## REQUIRED TASK
Please print every record below exactly as it appears.

## Figure content listings
>> start
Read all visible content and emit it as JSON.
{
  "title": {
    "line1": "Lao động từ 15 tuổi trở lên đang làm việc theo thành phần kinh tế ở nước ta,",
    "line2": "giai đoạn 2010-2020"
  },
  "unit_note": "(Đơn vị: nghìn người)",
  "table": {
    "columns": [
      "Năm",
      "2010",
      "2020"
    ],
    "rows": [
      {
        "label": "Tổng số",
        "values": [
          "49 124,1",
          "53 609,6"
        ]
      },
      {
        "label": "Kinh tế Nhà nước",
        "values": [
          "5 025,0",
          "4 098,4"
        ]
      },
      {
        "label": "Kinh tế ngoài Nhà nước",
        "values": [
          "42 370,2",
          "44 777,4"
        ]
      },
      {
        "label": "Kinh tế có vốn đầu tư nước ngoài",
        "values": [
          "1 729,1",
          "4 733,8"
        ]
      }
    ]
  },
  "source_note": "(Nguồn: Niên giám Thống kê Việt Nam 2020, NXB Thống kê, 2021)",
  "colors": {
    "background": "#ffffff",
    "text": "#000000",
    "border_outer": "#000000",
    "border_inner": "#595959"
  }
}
>> end
## FINAL RESULT
Read all visible content and emit it as JSON.
{
  "title": {
    "line1": "Lao động từ 15 tuổi trở lên đang làm việc theo thành phần kinh tế ở nước ta,",
    "line2": "giai đoạn 2010-2020"
  },
  "unit_note": "(Đơn vị: nghìn người)",
  "table": {
    "columns": [
      "Năm",
      "2010",
      "2020"
    ],
    "rows": [
      {
        "label": "Tổng số",
        "values": [
          "49 124,1",
          "53 609,6"
        ]
      },
      {
        "label": "Kinh tế Nhà nước",
        "values": [
          "5 025,0",
          "4 098,4"
        ]
      },
      {
        "label": "Kinh tế ngoài Nhà nước",
        "values": [
          "42 370,2",
          "44 777,4"
        ]
      },
      {
        "label": "Kinh tế có vốn đầu tư nước ngoài",
        "values": [
          "1 729,1",
          "4 733,8"
        ]
      }
    ]
  },
  "source_note": "(Nguồn: Niên giám Thống kê Việt Nam 2020, NXB Thống kê, 2021)",
  "colors": {
    "background": "#ffffff",
    "text": "#000000",
    "border_outer": "#000000",
    "border_inner": "#595959"
  }
}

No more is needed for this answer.